# Start of Record set

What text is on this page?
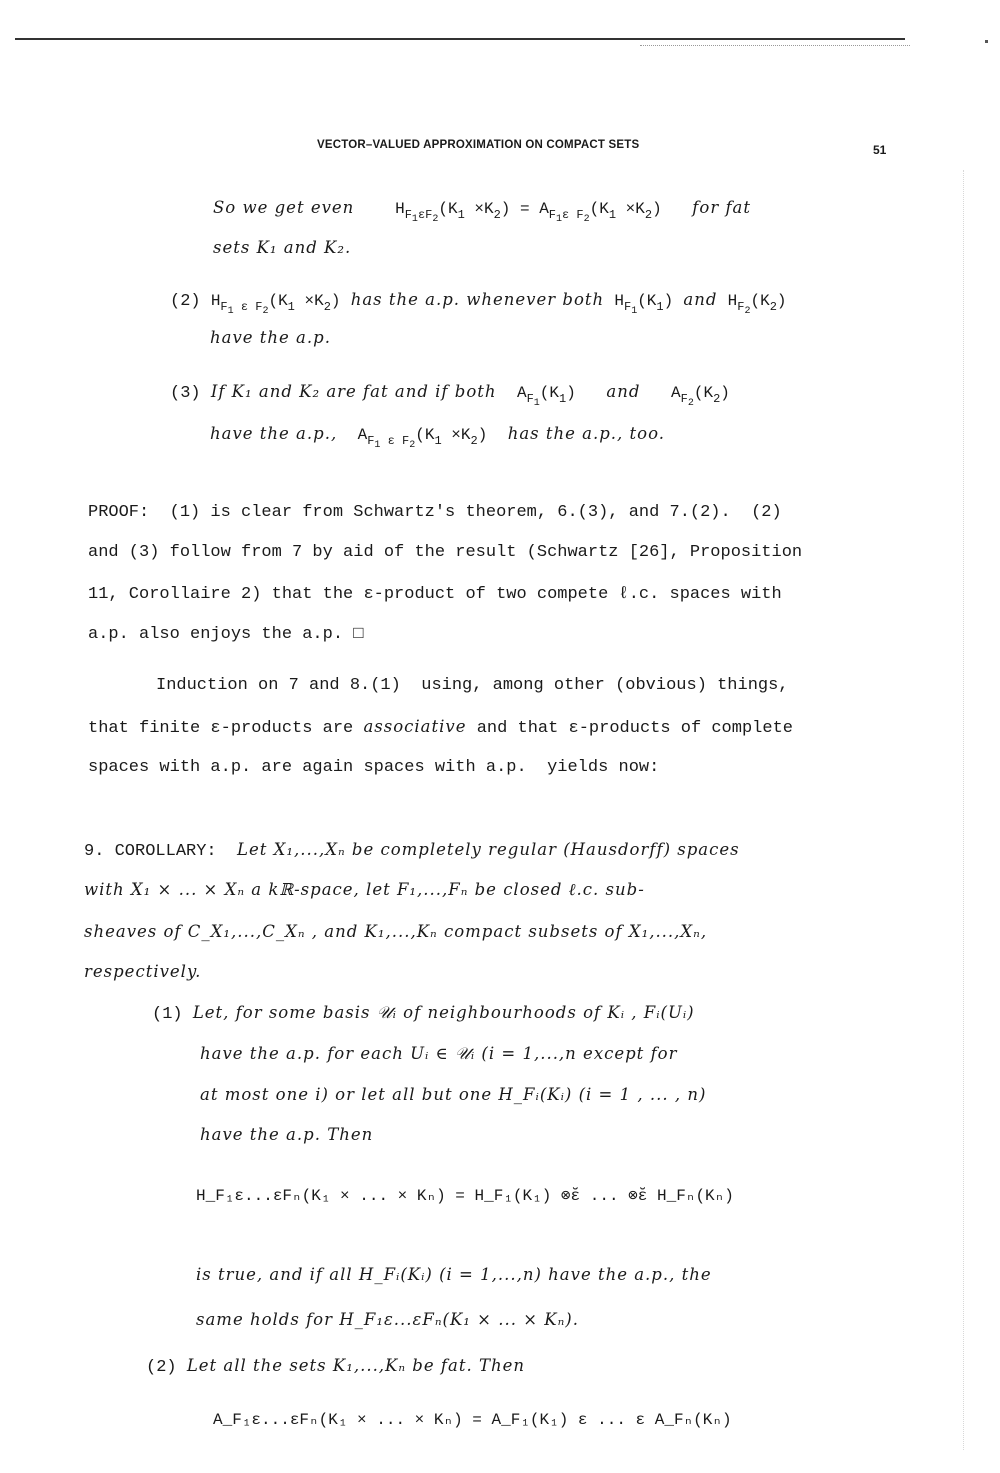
VECTOR–VALUED APPROXIMATION ON COMPACT SETS	51
So we get even	$H_{F_1\varepsilon F_2}(K_1 \times K_2) = A_{F_1\varepsilon F_2}(K_1 \times K_2)$ for fat
sets K₁ and K₂.
(2) $H_{F_1 \varepsilon F_2}(K_1 \times K_2)$ has the a.p. whenever both $H_{F_1}(K_1)$ and $H_{F_2}(K_2)$
have the a.p.
(3) If K₁ and K₂ are fat and if both $A_{F_1}(K_1)$ and $A_{F_2}(K_2)$
have the a.p., $A_{F_1 \varepsilon F_2}(K_1 \times K_2)$ has the a.p., too.
PROOF:  (1) is clear from Schwartz's theorem, 6.(3), and 7.(2).  (2)
and (3) follow from 7 by aid of the result (Schwartz [26], Proposition
11, Corollaire 2) that the ε-product of two compete ℓ.c. spaces with
a.p. also enjoys the a.p. □
Induction on 7 and 8.(1)  using, among other (obvious) things,
that finite ε-products are associative and that ε-products of complete
spaces with a.p. are again spaces with a.p.  yields now:
9. COROLLARY: Let X₁,...,Xₙ be completely regular (Hausdorff) spaces
with X₁ × ... × Xₙ a kℝ-space, let F₁,...,Fₙ be closed ℓ.c. sub-
sheaves of C_X₁,...,C_Xₙ , and K₁,...,Kₙ compact subsets of X₁,...,Xₙ,
respectively.
(1) Let, for some basis 𝒰ᵢ of neighbourhoods of Kᵢ , Fᵢ(Uᵢ)
have the a.p. for each Uᵢ ∈ 𝒰ᵢ (i = 1,...,n except for
at most one i) or let all but one H_Fᵢ(Kᵢ) (i = 1 , ... , n)
have the a.p. Then
H_F₁ε...εFₙ(K₁ × ... × Kₙ) = H_F₁(K₁) ⊗̆ε ... ⊗̆ε H_Fₙ(Kₙ)
is true, and if all H_Fᵢ(Kᵢ) (i = 1,...,n) have the a.p., the
same holds for H_F₁ε...εFₙ(K₁ × ... × Kₙ).
(2) Let all the sets K₁,...,Kₙ be fat. Then
A_F₁ε...εFₙ(K₁ × ... × Kₙ) = A_F₁(K₁) ε ... ε A_Fₙ(Kₙ)
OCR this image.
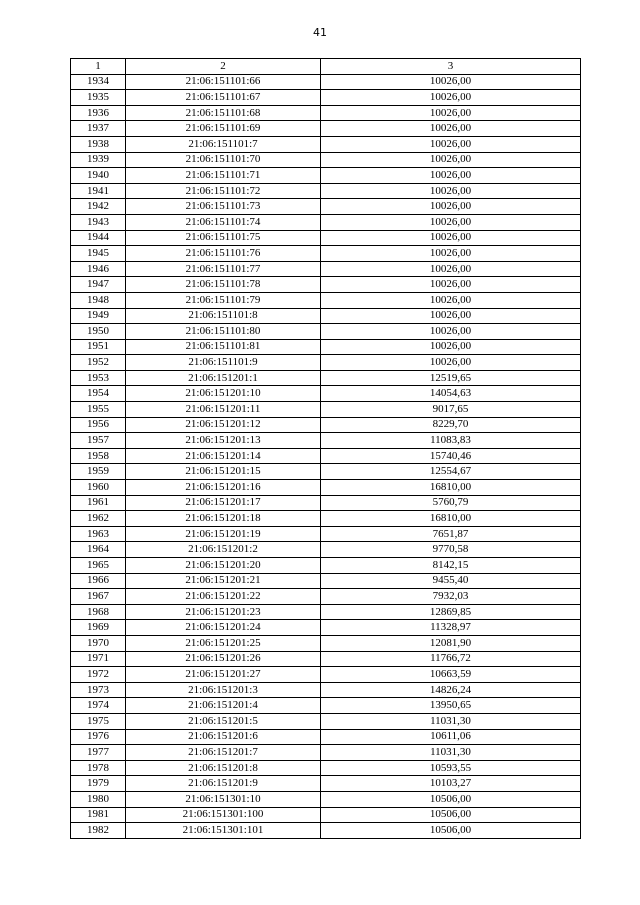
41
1	2	3
1934	21:06:151101:66	10026,00
1935	21:06:151101:67	10026,00
1936	21:06:151101:68	10026,00
1937	21:06:151101:69	10026,00
1938	21:06:151101:7	10026,00
1939	21:06:151101:70	10026,00
1940	21:06:151101:71	10026,00
1941	21:06:151101:72	10026,00
1942	21:06:151101:73	10026,00
1943	21:06:151101:74	10026,00
1944	21:06:151101:75	10026,00
1945	21:06:151101:76	10026,00
1946	21:06:151101:77	10026,00
1947	21:06:151101:78	10026,00
1948	21:06:151101:79	10026,00
1949	21:06:151101:8	10026,00
1950	21:06:151101:80	10026,00
1951	21:06:151101:81	10026,00
1952	21:06:151101:9	10026,00
1953	21:06:151201:1	12519,65
1954	21:06:151201:10	14054,63
1955	21:06:151201:11	9017,65
1956	21:06:151201:12	8229,70
1957	21:06:151201:13	11083,83
1958	21:06:151201:14	15740,46
1959	21:06:151201:15	12554,67
1960	21:06:151201:16	16810,00
1961	21:06:151201:17	5760,79
1962	21:06:151201:18	16810,00
1963	21:06:151201:19	7651,87
1964	21:06:151201:2	9770,58
1965	21:06:151201:20	8142,15
1966	21:06:151201:21	9455,40
1967	21:06:151201:22	7932,03
1968	21:06:151201:23	12869,85
1969	21:06:151201:24	11328,97
1970	21:06:151201:25	12081,90
1971	21:06:151201:26	11766,72
1972	21:06:151201:27	10663,59
1973	21:06:151201:3	14826,24
1974	21:06:151201:4	13950,65
1975	21:06:151201:5	11031,30
1976	21:06:151201:6	10611,06
1977	21:06:151201:7	11031,30
1978	21:06:151201:8	10593,55
1979	21:06:151201:9	10103,27
1980	21:06:151301:10	10506,00
1981	21:06:151301:100	10506,00
1982	21:06:151301:101	10506,00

# End of Record set

Using the listing, copy every line where the word "both" shows up.

(2) $H_{F_1 \varepsilon F_2}(K_1 \times K_2)$ has the a.p. whenever both $H_{F_1}(K_1)$ and $H_{F_2}(K_2)$
(3) If K₁ and K₂ are fat and if both $A_{F_1}(K_1)$ and $A_{F_2}(K_2)$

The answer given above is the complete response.